### Task description
Find the word "name" in the listing; pull out each line holding it.

### Working data
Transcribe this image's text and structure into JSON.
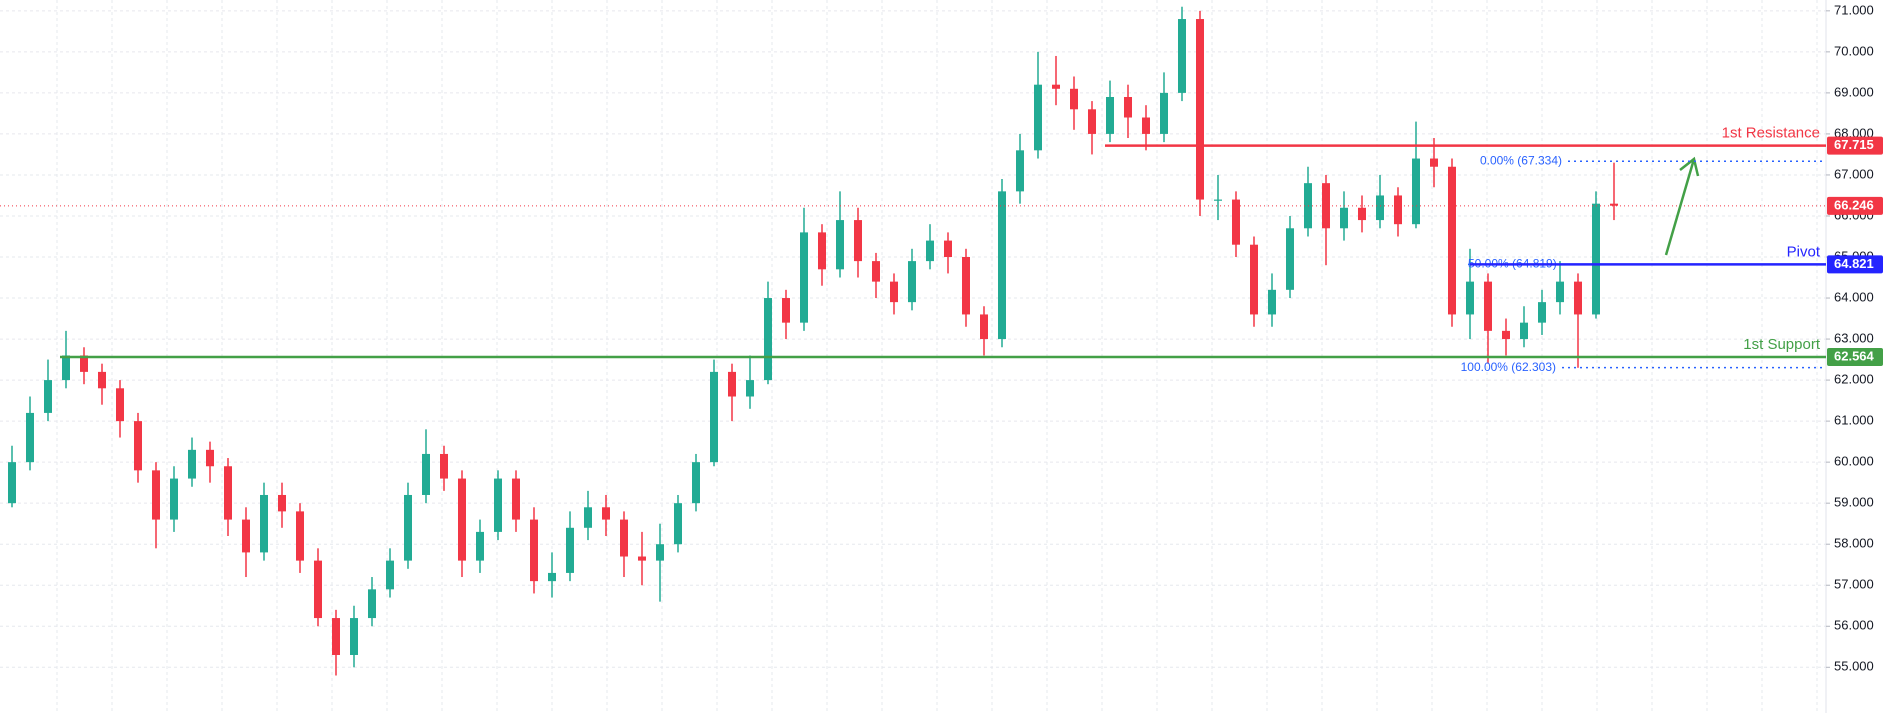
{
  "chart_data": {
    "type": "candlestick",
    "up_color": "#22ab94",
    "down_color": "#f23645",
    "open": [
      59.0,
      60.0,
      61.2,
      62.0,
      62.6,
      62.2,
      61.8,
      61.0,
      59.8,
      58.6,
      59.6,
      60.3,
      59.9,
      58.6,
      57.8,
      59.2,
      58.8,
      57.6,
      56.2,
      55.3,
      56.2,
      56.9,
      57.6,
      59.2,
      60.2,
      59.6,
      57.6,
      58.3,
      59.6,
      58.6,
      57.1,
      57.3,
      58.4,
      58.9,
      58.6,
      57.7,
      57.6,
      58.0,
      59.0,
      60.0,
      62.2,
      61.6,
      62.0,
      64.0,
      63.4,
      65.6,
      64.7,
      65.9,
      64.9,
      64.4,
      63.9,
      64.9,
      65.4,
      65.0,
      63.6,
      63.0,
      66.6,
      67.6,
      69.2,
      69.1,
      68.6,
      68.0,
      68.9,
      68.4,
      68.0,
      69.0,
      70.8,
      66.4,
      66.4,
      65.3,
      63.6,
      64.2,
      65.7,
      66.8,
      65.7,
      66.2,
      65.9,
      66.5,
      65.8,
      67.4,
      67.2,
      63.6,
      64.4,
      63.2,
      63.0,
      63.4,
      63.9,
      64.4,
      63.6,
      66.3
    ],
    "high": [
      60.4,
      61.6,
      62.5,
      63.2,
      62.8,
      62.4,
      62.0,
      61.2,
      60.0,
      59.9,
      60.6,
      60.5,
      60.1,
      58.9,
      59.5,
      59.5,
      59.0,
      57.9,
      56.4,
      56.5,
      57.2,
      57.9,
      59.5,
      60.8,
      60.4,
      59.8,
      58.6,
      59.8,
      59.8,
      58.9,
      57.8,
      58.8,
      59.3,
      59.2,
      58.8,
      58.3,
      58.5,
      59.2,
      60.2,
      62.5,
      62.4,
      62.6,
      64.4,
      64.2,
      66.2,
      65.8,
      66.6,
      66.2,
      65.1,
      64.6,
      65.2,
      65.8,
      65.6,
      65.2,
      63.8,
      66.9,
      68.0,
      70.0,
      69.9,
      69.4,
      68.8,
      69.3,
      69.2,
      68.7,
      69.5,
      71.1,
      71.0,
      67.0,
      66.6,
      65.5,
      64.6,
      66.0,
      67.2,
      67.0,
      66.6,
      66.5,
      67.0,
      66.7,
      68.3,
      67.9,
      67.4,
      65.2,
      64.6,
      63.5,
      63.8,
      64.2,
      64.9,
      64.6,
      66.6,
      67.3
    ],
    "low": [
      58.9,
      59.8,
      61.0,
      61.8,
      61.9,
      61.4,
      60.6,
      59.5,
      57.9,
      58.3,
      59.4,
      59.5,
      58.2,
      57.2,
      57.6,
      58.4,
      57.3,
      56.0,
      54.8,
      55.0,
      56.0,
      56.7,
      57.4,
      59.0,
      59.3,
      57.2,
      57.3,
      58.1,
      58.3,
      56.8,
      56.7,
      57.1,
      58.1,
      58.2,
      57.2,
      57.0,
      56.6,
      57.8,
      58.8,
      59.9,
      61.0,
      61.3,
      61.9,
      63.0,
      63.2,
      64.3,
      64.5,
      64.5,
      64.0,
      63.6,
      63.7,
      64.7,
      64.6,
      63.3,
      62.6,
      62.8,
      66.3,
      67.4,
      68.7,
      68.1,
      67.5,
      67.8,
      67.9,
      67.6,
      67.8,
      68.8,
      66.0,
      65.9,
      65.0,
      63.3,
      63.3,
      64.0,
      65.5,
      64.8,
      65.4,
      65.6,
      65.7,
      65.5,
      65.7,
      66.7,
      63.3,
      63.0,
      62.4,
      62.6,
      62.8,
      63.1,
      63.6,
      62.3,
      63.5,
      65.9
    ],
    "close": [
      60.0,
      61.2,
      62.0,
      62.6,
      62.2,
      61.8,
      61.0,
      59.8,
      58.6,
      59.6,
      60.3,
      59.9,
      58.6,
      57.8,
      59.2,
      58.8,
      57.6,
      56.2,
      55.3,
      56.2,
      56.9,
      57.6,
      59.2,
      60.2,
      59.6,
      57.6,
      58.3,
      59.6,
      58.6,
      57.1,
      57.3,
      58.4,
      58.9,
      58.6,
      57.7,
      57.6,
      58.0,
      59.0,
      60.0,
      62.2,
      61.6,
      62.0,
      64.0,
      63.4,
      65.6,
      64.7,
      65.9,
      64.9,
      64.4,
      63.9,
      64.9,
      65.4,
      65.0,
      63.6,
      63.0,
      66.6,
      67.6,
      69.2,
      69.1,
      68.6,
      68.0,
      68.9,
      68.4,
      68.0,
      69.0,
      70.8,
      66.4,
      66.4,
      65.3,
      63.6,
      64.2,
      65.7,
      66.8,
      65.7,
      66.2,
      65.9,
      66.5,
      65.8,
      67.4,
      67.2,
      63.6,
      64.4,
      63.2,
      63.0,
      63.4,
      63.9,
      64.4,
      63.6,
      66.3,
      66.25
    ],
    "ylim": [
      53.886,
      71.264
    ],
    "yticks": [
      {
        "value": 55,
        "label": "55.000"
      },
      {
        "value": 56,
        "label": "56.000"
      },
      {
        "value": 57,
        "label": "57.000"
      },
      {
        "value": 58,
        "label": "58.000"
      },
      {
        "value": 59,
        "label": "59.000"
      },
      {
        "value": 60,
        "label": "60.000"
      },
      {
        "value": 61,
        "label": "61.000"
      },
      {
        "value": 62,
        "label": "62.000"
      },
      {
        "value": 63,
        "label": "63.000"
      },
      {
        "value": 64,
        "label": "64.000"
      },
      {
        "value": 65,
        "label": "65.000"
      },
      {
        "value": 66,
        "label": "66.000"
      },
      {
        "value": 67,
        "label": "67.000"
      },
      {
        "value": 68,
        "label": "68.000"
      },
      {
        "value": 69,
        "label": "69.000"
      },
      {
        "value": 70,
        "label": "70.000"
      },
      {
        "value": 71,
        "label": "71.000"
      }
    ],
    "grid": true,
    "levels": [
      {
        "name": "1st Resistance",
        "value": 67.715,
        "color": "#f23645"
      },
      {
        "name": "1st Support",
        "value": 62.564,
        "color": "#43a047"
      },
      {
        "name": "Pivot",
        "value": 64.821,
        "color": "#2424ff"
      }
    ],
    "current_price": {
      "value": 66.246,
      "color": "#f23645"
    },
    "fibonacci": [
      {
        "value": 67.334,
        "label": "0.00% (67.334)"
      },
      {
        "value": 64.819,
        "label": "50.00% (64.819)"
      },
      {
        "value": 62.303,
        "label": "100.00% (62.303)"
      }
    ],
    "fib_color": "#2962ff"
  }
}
---
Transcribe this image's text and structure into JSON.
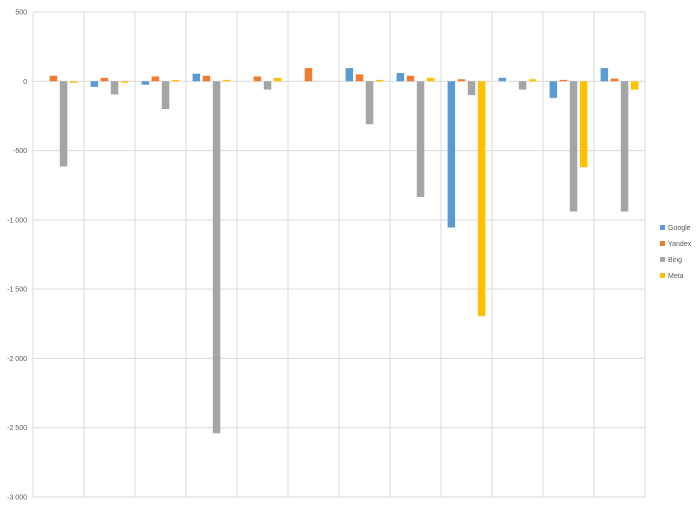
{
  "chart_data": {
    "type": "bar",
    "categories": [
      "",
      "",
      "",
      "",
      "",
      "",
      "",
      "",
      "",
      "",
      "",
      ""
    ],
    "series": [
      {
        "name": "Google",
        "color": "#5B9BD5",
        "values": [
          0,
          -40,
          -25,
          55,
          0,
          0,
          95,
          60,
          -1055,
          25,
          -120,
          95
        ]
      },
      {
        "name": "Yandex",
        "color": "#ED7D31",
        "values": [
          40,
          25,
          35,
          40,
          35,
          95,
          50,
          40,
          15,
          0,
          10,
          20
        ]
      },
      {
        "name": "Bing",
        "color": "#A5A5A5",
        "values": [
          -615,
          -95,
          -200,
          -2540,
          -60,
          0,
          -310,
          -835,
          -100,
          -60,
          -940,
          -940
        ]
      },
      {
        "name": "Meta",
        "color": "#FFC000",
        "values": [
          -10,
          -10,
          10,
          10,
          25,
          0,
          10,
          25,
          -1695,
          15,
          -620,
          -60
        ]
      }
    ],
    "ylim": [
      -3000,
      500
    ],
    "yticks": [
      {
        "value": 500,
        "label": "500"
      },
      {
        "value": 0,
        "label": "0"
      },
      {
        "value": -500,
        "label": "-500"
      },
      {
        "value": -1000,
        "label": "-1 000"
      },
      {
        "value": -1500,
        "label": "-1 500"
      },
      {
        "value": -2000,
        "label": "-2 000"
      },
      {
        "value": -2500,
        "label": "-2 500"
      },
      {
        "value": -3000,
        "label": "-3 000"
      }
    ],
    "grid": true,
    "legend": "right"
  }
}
...
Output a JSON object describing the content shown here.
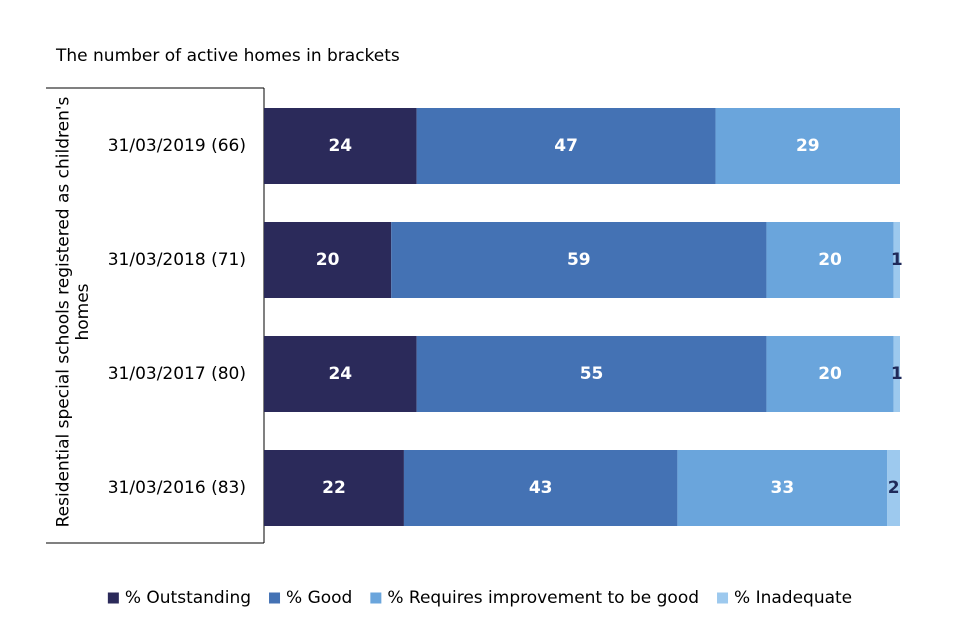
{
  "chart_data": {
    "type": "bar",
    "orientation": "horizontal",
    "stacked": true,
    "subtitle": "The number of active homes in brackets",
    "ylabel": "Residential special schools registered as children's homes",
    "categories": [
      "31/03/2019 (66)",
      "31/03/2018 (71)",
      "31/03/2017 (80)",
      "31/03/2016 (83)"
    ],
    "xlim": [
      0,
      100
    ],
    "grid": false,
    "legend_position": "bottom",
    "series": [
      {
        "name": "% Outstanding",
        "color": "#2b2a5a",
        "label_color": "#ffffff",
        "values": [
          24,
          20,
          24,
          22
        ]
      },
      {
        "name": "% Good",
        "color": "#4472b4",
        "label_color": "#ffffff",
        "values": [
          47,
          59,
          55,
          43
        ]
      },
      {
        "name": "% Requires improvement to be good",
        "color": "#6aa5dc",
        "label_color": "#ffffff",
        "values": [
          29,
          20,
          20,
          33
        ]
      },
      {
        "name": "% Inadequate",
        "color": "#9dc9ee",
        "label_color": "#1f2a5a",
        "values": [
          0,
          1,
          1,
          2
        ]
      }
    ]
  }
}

### Output for this exercise
        "name": "1st Resistance",
        "name": "1st Support",
        "name": "Pivot",
        "name": "Google",
        "name": "Yandex",
        "name": "Bing",
        "name": "Meta",
        "name": "% Outstanding",
        "name": "% Good",
        "name": "% Requires improvement to be good",
        "name": "% Inadequate",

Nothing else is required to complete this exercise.